[Items listed in a dataset]
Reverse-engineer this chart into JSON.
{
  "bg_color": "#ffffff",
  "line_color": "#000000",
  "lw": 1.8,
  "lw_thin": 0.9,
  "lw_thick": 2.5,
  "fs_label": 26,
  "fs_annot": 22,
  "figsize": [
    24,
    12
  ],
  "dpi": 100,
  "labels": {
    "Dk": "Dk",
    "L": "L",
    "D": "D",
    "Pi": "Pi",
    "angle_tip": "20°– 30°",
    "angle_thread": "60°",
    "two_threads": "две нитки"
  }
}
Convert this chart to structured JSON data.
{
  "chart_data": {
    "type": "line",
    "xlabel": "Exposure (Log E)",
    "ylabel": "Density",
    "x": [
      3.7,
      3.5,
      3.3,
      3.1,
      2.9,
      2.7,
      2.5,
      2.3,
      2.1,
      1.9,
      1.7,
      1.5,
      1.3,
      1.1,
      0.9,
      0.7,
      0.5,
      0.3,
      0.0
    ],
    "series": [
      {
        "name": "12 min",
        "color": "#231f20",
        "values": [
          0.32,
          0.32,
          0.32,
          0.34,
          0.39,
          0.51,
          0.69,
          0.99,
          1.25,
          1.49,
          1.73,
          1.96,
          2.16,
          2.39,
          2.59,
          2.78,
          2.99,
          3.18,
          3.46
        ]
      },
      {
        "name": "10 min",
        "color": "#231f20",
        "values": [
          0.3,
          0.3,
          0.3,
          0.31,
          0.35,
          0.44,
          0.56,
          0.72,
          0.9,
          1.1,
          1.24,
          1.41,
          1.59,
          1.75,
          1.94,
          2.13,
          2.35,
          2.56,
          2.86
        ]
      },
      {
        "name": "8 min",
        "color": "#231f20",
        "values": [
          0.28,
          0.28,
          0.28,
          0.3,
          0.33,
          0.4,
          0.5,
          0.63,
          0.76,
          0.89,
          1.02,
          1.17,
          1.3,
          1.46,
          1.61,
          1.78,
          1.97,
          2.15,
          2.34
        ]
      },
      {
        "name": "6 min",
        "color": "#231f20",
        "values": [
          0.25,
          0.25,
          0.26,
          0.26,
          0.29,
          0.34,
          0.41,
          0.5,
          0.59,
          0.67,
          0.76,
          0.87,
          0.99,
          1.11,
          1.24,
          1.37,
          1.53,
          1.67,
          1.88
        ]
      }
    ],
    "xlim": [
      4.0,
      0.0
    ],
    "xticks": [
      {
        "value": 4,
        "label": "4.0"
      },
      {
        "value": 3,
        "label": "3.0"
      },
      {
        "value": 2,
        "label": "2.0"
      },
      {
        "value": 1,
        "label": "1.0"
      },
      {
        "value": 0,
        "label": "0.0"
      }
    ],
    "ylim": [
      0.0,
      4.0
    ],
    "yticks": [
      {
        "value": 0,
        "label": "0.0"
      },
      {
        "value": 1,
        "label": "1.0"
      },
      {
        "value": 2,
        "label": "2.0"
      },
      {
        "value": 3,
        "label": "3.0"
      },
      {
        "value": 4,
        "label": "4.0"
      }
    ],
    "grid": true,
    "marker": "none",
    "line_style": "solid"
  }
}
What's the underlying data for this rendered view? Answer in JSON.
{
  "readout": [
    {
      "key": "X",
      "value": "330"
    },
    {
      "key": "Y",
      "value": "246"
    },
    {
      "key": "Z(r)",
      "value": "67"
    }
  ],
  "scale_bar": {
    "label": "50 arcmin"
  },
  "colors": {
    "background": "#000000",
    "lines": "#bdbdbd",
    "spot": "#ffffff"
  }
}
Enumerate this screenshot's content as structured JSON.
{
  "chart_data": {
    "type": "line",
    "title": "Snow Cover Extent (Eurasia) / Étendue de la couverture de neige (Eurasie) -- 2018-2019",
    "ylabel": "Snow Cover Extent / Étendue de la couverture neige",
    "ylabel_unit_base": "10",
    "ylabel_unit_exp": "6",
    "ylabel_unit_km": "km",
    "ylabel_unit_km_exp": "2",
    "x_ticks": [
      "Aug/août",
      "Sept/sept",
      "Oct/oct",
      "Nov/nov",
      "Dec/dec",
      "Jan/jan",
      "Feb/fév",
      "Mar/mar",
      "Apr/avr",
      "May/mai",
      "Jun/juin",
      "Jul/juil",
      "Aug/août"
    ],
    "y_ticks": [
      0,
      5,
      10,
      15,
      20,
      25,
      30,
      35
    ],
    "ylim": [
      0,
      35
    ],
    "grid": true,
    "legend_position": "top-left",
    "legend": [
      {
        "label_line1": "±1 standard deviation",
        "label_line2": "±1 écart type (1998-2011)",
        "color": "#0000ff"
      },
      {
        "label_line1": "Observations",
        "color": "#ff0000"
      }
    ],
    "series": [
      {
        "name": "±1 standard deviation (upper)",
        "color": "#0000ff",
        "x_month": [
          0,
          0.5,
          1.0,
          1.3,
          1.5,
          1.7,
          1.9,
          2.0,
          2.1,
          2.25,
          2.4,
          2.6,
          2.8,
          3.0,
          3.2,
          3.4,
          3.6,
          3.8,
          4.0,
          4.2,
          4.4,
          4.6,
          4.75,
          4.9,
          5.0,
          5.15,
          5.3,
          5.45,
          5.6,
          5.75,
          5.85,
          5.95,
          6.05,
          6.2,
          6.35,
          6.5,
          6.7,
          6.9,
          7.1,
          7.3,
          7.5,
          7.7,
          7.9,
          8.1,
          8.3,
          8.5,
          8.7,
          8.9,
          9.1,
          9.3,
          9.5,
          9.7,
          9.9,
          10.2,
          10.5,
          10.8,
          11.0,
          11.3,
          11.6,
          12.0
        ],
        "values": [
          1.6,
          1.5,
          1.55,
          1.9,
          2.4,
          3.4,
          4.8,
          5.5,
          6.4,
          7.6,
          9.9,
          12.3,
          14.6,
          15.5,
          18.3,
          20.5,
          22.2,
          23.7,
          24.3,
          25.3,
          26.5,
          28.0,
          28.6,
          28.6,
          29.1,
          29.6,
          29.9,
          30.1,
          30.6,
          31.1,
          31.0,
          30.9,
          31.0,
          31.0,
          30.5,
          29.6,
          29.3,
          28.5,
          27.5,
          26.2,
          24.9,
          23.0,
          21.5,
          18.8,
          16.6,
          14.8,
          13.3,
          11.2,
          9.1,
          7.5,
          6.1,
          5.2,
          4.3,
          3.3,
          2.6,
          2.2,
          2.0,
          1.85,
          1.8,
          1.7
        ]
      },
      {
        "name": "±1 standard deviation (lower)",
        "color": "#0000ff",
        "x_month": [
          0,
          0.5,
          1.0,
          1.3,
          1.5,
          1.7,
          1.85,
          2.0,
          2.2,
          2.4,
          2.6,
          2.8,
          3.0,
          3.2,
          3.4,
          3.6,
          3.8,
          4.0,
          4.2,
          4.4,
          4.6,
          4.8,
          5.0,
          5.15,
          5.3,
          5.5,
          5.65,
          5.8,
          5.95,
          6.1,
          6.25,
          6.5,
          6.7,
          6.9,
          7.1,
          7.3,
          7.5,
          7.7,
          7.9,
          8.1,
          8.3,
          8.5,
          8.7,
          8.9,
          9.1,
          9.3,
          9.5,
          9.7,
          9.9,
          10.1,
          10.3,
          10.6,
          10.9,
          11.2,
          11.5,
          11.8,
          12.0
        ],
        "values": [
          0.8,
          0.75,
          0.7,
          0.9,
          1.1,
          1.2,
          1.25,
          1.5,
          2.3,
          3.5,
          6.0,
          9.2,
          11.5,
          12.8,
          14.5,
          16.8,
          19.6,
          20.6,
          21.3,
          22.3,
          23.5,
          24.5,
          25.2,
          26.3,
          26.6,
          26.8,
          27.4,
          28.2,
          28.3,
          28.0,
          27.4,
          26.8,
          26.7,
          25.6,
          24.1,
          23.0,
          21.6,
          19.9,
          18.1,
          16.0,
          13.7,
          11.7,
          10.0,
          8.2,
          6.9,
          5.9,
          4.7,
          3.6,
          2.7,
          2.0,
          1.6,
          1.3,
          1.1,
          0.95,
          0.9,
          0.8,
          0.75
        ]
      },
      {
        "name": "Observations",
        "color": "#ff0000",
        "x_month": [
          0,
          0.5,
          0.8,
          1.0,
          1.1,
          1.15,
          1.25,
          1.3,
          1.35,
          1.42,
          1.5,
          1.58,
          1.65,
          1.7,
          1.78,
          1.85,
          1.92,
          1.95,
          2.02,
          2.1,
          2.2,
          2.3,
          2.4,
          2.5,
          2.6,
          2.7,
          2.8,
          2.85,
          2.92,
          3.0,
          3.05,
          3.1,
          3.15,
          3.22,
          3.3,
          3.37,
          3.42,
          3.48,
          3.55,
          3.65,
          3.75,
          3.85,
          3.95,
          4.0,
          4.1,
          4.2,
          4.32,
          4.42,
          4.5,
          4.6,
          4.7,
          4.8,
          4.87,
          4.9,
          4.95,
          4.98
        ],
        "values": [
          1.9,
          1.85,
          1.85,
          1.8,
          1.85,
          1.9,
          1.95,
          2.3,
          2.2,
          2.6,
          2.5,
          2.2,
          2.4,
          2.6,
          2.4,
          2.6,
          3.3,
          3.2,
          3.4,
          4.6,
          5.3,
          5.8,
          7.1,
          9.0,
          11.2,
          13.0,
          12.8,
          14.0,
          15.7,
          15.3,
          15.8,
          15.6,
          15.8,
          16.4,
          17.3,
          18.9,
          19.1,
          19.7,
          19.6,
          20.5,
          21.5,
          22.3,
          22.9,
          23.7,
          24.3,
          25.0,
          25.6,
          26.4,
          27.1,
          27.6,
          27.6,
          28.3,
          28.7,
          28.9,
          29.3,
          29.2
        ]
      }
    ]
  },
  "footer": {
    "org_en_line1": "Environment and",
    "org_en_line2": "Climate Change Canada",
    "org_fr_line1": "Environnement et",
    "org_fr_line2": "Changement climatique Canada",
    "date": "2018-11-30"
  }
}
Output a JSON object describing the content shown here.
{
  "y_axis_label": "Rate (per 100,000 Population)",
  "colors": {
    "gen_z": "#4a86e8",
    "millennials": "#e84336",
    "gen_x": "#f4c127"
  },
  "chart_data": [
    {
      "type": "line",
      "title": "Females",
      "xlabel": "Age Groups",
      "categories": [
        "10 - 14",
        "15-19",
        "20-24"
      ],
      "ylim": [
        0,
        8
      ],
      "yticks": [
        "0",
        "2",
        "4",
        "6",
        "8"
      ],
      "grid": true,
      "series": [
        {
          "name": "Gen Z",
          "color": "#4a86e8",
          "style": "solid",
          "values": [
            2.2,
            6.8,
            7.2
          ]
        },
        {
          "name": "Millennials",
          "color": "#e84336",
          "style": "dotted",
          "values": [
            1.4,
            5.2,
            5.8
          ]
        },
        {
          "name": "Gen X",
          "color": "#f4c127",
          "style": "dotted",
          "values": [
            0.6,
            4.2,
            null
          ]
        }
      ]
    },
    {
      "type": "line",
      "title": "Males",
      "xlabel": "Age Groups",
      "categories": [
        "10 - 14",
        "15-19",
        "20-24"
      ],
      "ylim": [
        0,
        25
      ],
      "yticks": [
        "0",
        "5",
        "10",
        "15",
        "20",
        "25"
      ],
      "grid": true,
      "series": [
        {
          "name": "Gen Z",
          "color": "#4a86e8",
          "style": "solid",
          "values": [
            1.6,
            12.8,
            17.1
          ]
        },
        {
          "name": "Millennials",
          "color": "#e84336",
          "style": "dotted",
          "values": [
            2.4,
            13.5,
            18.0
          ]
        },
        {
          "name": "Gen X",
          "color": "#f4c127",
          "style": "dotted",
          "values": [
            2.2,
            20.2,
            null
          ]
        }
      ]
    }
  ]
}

§ TASK TO CARRY OUT: In the records above, find each line with the word "Cover" and copy it.

§ REPLY:
    "title": "Snow Cover Extent (Eurasia) / Étendue de la couverture de neige (Eurasie) -- 2018-2019",
    "ylabel": "Snow Cover Extent / Étendue de la couverture neige",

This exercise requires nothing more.